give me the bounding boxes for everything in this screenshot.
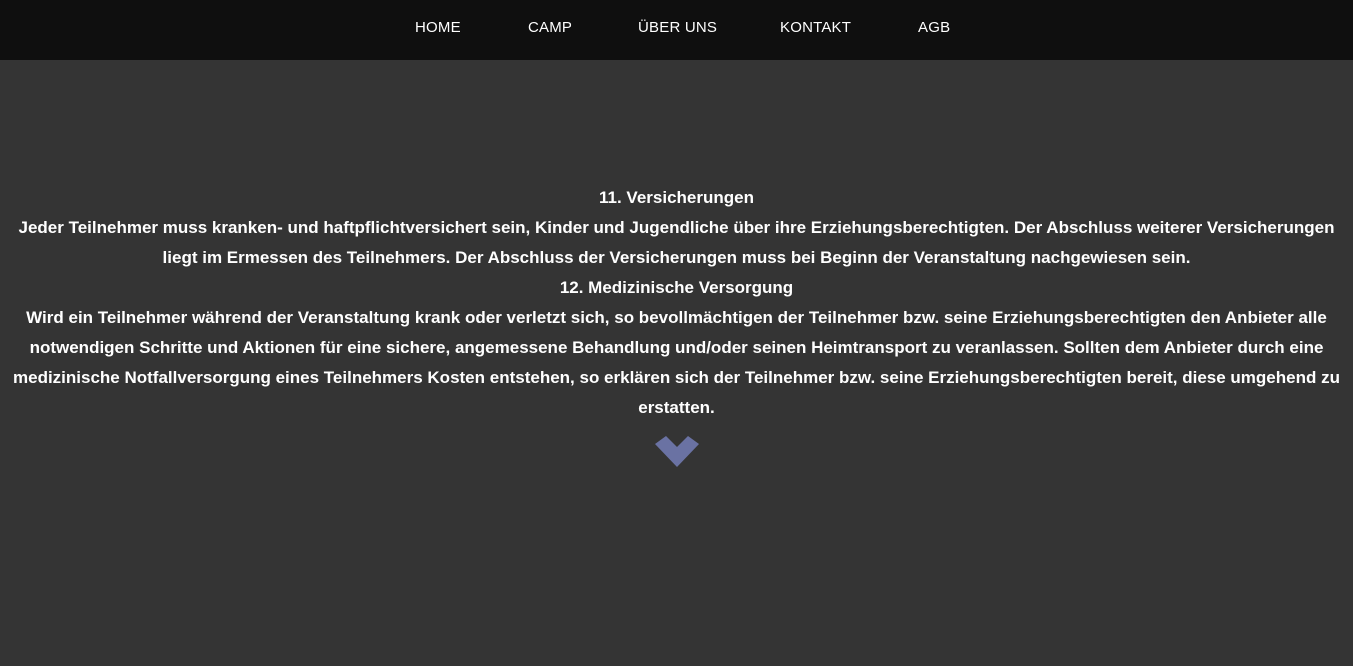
nav-item-ueber-uns[interactable]: ÜBER UNS — [638, 19, 717, 36]
top-navigation: HOME CAMP ÜBER UNS KONTAKT AGB — [0, 0, 1353, 60]
scroll-down-button[interactable] — [653, 433, 701, 473]
section-12-text: Wird ein Teilnehmer während der Veransta… — [13, 308, 1340, 417]
section-12-title: 12. Medizinische Versorgung — [559, 278, 794, 297]
nav-item-home[interactable]: HOME — [415, 19, 461, 36]
agb-content: 11. Versicherungen Jeder Teilnehmer muss… — [0, 183, 1353, 423]
nav-item-camp[interactable]: CAMP — [528, 19, 572, 36]
nav-item-agb[interactable]: AGB — [918, 19, 950, 36]
chevron-down-icon — [655, 436, 699, 467]
section-11-text: Jeder Teilnehmer muss kranken- und haftp… — [18, 218, 1335, 267]
section-11-title: 11. Versicherungen — [599, 188, 754, 207]
nav-item-kontakt[interactable]: KONTAKT — [780, 19, 851, 36]
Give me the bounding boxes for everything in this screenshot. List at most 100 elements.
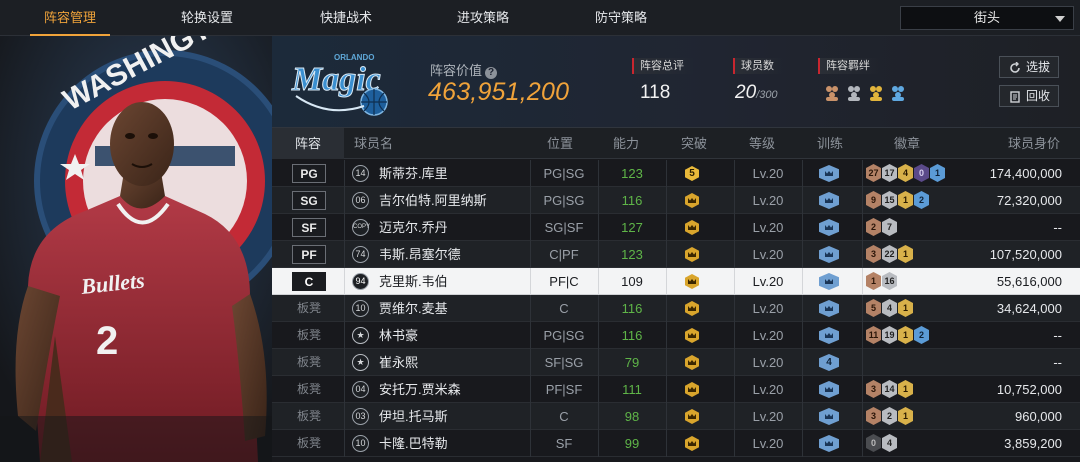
column-divider — [344, 241, 345, 268]
badge-count-gold: 1 — [898, 407, 913, 425]
column-divider — [666, 241, 667, 268]
jersey-number: COPY — [352, 219, 370, 236]
column-divider — [344, 430, 345, 457]
position-slot-badge[interactable]: SF — [292, 218, 326, 237]
column-divider — [666, 322, 667, 349]
header-badges[interactable]: 徽章 — [862, 128, 952, 159]
player-value: -- — [1053, 328, 1062, 343]
column-divider — [344, 349, 345, 376]
header-ability[interactable]: 能力 — [598, 128, 654, 159]
header-level[interactable]: 等级 — [734, 128, 790, 159]
column-divider — [802, 295, 803, 322]
player-name[interactable]: 卡隆.巴特勒 — [379, 430, 448, 457]
badge-count-silver: 7 — [882, 218, 897, 236]
column-divider — [862, 241, 863, 268]
table-row[interactable]: 板凳 ★ 崔永熙 SF|SG 79 Lv.20 4 -- — [272, 349, 1080, 376]
table-row[interactable]: 板凳 10 卡隆.巴特勒 SF 99 Lv.20 0 4 3,859,200 — [272, 430, 1080, 457]
bench-slot-label[interactable]: 板凳 — [292, 322, 326, 349]
player-ability: 111 — [622, 382, 642, 397]
bench-slot-label[interactable]: 板凳 — [292, 295, 326, 322]
player-portrait: WASHINGTO Bullets 2 — [0, 36, 272, 462]
team-info-panel: ORLANDO Magic 阵容价值? 463,951,200 阵容总评 118… — [272, 36, 1080, 128]
tab-rotation-settings[interactable]: 轮换设置 — [181, 0, 233, 36]
bench-slot-label[interactable]: 板凳 — [292, 430, 326, 457]
table-row[interactable]: PF 74 韦斯.昂塞尔德 C|PF 123 Lv.20 3 22 1 107,520,000 — [272, 241, 1080, 268]
table-row[interactable]: 板凳 ★ 林书豪 PG|SG 116 Lv.20 11 19 1 2 -- — [272, 322, 1080, 349]
training-crown-icon[interactable] — [819, 300, 839, 317]
column-divider — [666, 160, 667, 187]
training-badge[interactable]: 4 — [819, 354, 839, 371]
training-crown-icon[interactable] — [819, 219, 839, 236]
player-ability: 79 — [624, 355, 640, 370]
bond-group-icon[interactable] — [823, 83, 915, 103]
column-divider — [666, 295, 667, 322]
column-divider — [666, 268, 667, 295]
header-player-name[interactable]: 球员名 — [354, 128, 414, 159]
bench-slot-label[interactable]: 板凳 — [292, 403, 326, 430]
bench-slot-label[interactable]: 板凳 — [292, 349, 326, 376]
player-name[interactable]: 迈克尔.乔丹 — [379, 214, 448, 241]
training-crown-icon[interactable] — [819, 435, 839, 452]
player-name[interactable]: 斯蒂芬.库里 — [379, 160, 448, 187]
player-value: -- — [1053, 355, 1062, 370]
column-divider — [862, 187, 863, 214]
tab-offense-strategy[interactable]: 进攻策略 — [457, 0, 509, 36]
training-crown-icon[interactable] — [819, 246, 839, 263]
position-slot-badge[interactable]: SG — [292, 191, 326, 210]
player-name[interactable]: 韦斯.昂塞尔德 — [379, 241, 461, 268]
header-position[interactable]: 位置 — [530, 128, 590, 159]
training-crown-icon[interactable] — [819, 327, 839, 344]
bench-slot-label[interactable]: 板凳 — [292, 376, 326, 403]
mode-select-value: 街头 — [973, 10, 1000, 25]
player-value: 107,520,000 — [989, 247, 1062, 262]
table-row[interactable]: 板凳 10 贾维尔.麦基 C 116 Lv.20 5 4 1 34,624,000 — [272, 295, 1080, 322]
badge-count-blue: 2 — [914, 326, 929, 344]
header-breakthrough[interactable]: 突破 — [666, 128, 722, 159]
player-ability: 116 — [621, 328, 643, 343]
position-slot-badge[interactable]: PG — [292, 164, 326, 183]
badge-count-silver: 4 — [882, 299, 897, 317]
column-divider — [802, 403, 803, 430]
column-divider — [344, 187, 345, 214]
training-crown-icon[interactable] — [819, 408, 839, 425]
training-crown-icon[interactable] — [819, 273, 839, 290]
header-training[interactable]: 训练 — [802, 128, 858, 159]
table-row[interactable]: PG 14 斯蒂芬.库里 PG|SG 123 5 Lv.20 27 17 4 0 1 174,400,0… — [272, 160, 1080, 187]
player-ability: 116 — [621, 193, 643, 208]
table-row[interactable]: 板凳 03 伊坦.托马斯 C 98 Lv.20 3 2 1 960,000 — [272, 403, 1080, 430]
player-name[interactable]: 贾维尔.麦基 — [379, 295, 448, 322]
player-position: PG|SG — [543, 193, 585, 208]
position-slot-badge[interactable]: C — [292, 272, 326, 291]
breakthrough-badge: 5 — [685, 166, 699, 181]
player-name[interactable]: 克里斯.韦伯 — [379, 268, 448, 295]
header-player-value[interactable]: 球员身价 — [972, 128, 1072, 159]
table-row[interactable]: 板凳 04 安托万.贾米森 PF|SF 111 Lv.20 3 14 1 10,752,000 — [272, 376, 1080, 403]
tab-defense-strategy[interactable]: 防守策略 — [595, 0, 647, 36]
mode-select[interactable]: 街头 — [900, 6, 1074, 30]
training-crown-icon[interactable] — [819, 192, 839, 209]
player-position: PF|C — [549, 274, 579, 289]
tab-quick-tactics[interactable]: 快捷战术 — [320, 0, 372, 36]
table-row[interactable]: C 94 克里斯.韦伯 PF|C 109 Lv.20 1 16 55,616,000 — [272, 268, 1080, 295]
table-row[interactable]: SG 06 吉尔伯特.阿里纳斯 PG|SG 116 Lv.20 9 15 1 2 72,320,00… — [272, 187, 1080, 214]
training-crown-icon[interactable] — [819, 165, 839, 182]
table-row[interactable]: SF COPY 迈克尔.乔丹 SG|SF 127 Lv.20 2 7 -- — [272, 214, 1080, 241]
crown-icon — [685, 220, 699, 235]
player-name[interactable]: 安托万.贾米森 — [379, 376, 461, 403]
player-name[interactable]: 伊坦.托马斯 — [379, 403, 448, 430]
header-lineup[interactable]: 阵容 — [272, 128, 344, 159]
badge-count-silver: 16 — [882, 272, 897, 290]
crown-icon — [685, 436, 699, 451]
player-name[interactable]: 林书豪 — [379, 322, 418, 349]
column-divider — [802, 349, 803, 376]
crown-icon — [685, 193, 699, 208]
scout-button[interactable]: 选拔 — [999, 56, 1059, 78]
player-name[interactable]: 崔永熙 — [379, 349, 418, 376]
badge-count-bronze: 27 — [866, 164, 881, 182]
player-name[interactable]: 吉尔伯特.阿里纳斯 — [379, 187, 487, 214]
lineup-bond-label: 阵容羁绊 — [818, 58, 880, 74]
recycle-button[interactable]: 回收 — [999, 85, 1059, 107]
position-slot-badge[interactable]: PF — [292, 245, 326, 264]
training-crown-icon[interactable] — [819, 381, 839, 398]
tab-lineup-management[interactable]: 阵容管理 — [29, 0, 111, 36]
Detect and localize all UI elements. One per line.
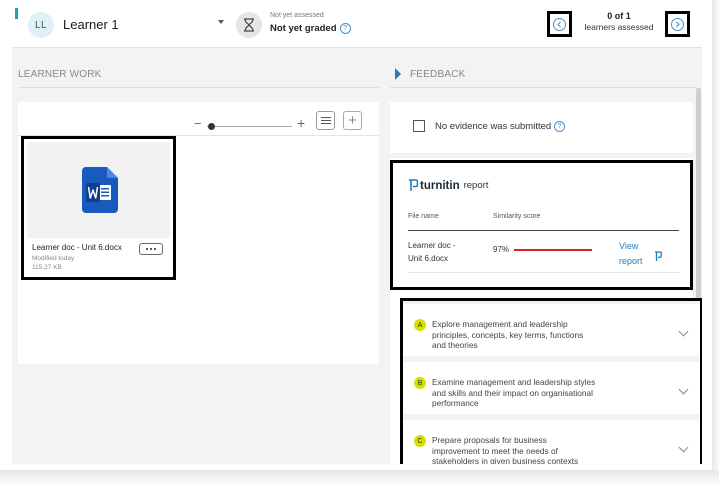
column-header-similarity: Similarity score xyxy=(493,213,541,220)
similarity-score: 97% xyxy=(493,245,510,254)
collapse-feedback-icon[interactable] xyxy=(395,68,401,80)
criterion-line: principles, concepts, key terms, functio… xyxy=(432,329,584,340)
no-evidence-checkbox[interactable] xyxy=(413,120,425,132)
list-icon-line xyxy=(320,123,331,125)
criterion-line: and theories xyxy=(432,340,478,350)
criterion-line: Explore management and leadership xyxy=(432,319,568,329)
report-file-name-line2: Unit 6.docx xyxy=(408,254,449,263)
chevron-down-icon[interactable] xyxy=(678,442,689,453)
zoom-slider[interactable] xyxy=(207,126,292,127)
criteria-list: A Explore management and leadership prin… xyxy=(400,298,702,464)
frame-shadow-bottom xyxy=(0,470,719,484)
file-thumbnail[interactable] xyxy=(27,142,170,238)
learner-selector[interactable]: Learner 1 xyxy=(63,17,119,32)
zoom-slider-handle[interactable] xyxy=(208,123,215,130)
criterion-line: Examine management and leadership styles xyxy=(432,377,596,387)
criterion-description: Explore management and leadership princi… xyxy=(432,319,617,351)
view-report-line2[interactable]: report xyxy=(619,254,659,269)
assessment-status: Not yet assessed xyxy=(270,12,324,19)
turnitin-report-card: turnitin report File name Similarity sco… xyxy=(390,160,693,290)
learner-header-bar: LL Learner 1 Not yet assessed Not yet gr… xyxy=(12,8,702,48)
avatar: LL xyxy=(28,12,54,38)
table-row-line xyxy=(408,272,679,273)
help-icon[interactable]: ? xyxy=(554,121,566,132)
view-report-line1[interactable]: View xyxy=(619,239,659,254)
chevron-down-icon[interactable] xyxy=(218,20,224,24)
help-icon[interactable]: ? xyxy=(339,23,351,34)
chevron-down-icon[interactable] xyxy=(678,326,689,337)
chevron-down-icon[interactable] xyxy=(678,384,689,395)
turnitin-report-label: report xyxy=(463,180,489,191)
more-options-button[interactable] xyxy=(139,243,163,255)
table-header-line xyxy=(408,230,679,231)
file-card[interactable]: Learner doc - Unit 6.docx Modified today… xyxy=(21,136,176,280)
turnitin-brand: turnitin xyxy=(420,179,460,192)
turnitin-logo: turnitin report xyxy=(408,179,488,192)
report-file-name-line1: Learner doc - xyxy=(408,241,456,250)
criterion-badge: C xyxy=(414,435,426,447)
turnitin-logo-icon xyxy=(409,179,418,191)
criterion-line: stakeholders in given business contexts xyxy=(432,456,579,464)
grading-app: LL Learner 1 Not yet assessed Not yet gr… xyxy=(12,8,702,464)
chevron-right-icon xyxy=(671,17,684,31)
view-report-link[interactable]: View report xyxy=(619,239,659,269)
zoom-in-icon[interactable]: + xyxy=(297,116,305,130)
list-icon-line xyxy=(320,116,331,118)
accent-strip xyxy=(15,8,18,19)
previous-learner-button[interactable] xyxy=(547,11,572,37)
avatar-initials: LL xyxy=(34,19,48,31)
criterion-description: Prepare proposals for business improveme… xyxy=(432,435,617,464)
no-evidence-label[interactable]: No evidence was submitted xyxy=(435,121,551,132)
zoom-out-icon[interactable]: − xyxy=(194,117,202,130)
scrollbar[interactable] xyxy=(696,88,701,328)
criterion-line: performance xyxy=(432,398,479,408)
similarity-bar xyxy=(514,249,592,251)
assessed-count: 0 of 1 xyxy=(607,11,631,21)
turnitin-open-icon[interactable] xyxy=(654,249,662,267)
no-evidence-row: No evidence was submitted? xyxy=(435,121,566,132)
divider xyxy=(18,87,379,88)
criterion-item-b[interactable]: B Examine management and leadership styl… xyxy=(403,362,700,414)
hourglass-icon xyxy=(236,12,262,38)
feedback-heading: FEEDBACK xyxy=(410,69,466,80)
file-modified: Modified today xyxy=(32,255,75,262)
criterion-line: Prepare proposals for business xyxy=(432,435,547,445)
report-file-name: Learner doc - Unit 6.docx xyxy=(408,239,468,265)
chevron-left-icon xyxy=(553,17,566,31)
dot xyxy=(154,248,156,250)
criterion-item-a[interactable]: A Explore management and leadership prin… xyxy=(403,304,700,356)
criterion-item-c[interactable]: C Prepare proposals for business improve… xyxy=(403,420,700,464)
add-file-button[interactable]: + xyxy=(343,111,362,130)
column-header-file-name: File name xyxy=(408,213,439,220)
grade-status-row: Not yet graded? xyxy=(270,23,351,34)
file-name[interactable]: Learner doc - Unit 6.docx xyxy=(32,243,122,252)
dot xyxy=(150,248,152,250)
assessed-label: learners assessed xyxy=(584,22,654,32)
criterion-description: Examine management and leadership styles… xyxy=(432,377,617,409)
next-learner-button[interactable] xyxy=(665,11,690,37)
grade-status: Not yet graded xyxy=(270,23,337,35)
screenshot-frame: LL Learner 1 Not yet assessed Not yet gr… xyxy=(0,0,719,484)
criterion-badge: A xyxy=(414,319,426,331)
file-size: 115.27 KB xyxy=(32,264,62,271)
learner-work-heading: LEARNER WORK xyxy=(18,69,102,80)
criterion-line: and skills and their impact on organisat… xyxy=(432,387,593,398)
criterion-line: improvement to meet the needs of xyxy=(432,445,558,456)
frame-shadow-right xyxy=(712,0,719,484)
criterion-badge: B xyxy=(414,377,426,389)
section-separator xyxy=(390,153,693,158)
divider xyxy=(390,87,697,88)
word-document-icon xyxy=(82,167,118,218)
list-view-button[interactable] xyxy=(316,111,335,130)
dot xyxy=(146,248,148,250)
list-icon-line xyxy=(320,119,331,122)
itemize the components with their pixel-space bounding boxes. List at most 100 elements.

→ **Written task**
In the data, from the line with "column-header-similarity: Similarity score" up to and including the line with "learner-selector[interactable]: Learner 1", swap "criterion-line" for "criterion-row". Return only those lines, with nothing else altered.

→ **Reply**
column-header-similarity: Similarity score xyxy=(493,213,541,220)
similarity-score: 97% xyxy=(493,245,510,254)
collapse-feedback-icon[interactable] xyxy=(395,68,401,80)
criterion-row: principles, concepts, key terms, functio… xyxy=(432,329,584,340)
no-evidence-checkbox[interactable] xyxy=(413,120,425,132)
list-icon-line xyxy=(320,123,331,125)
criterion-row: and theories xyxy=(432,340,478,350)
criterion-row: Explore management and leadership xyxy=(432,319,568,329)
report-file-name-line2: Unit 6.docx xyxy=(408,254,449,263)
chevron-down-icon[interactable] xyxy=(678,442,689,453)
zoom-slider[interactable] xyxy=(207,126,292,127)
criteria-list: A Explore management and leadership prin… xyxy=(400,298,702,464)
frame-shadow-bottom xyxy=(0,470,719,484)
file-thumbnail[interactable] xyxy=(27,142,170,238)
learner-selector[interactable]: Learner 1 xyxy=(63,17,119,32)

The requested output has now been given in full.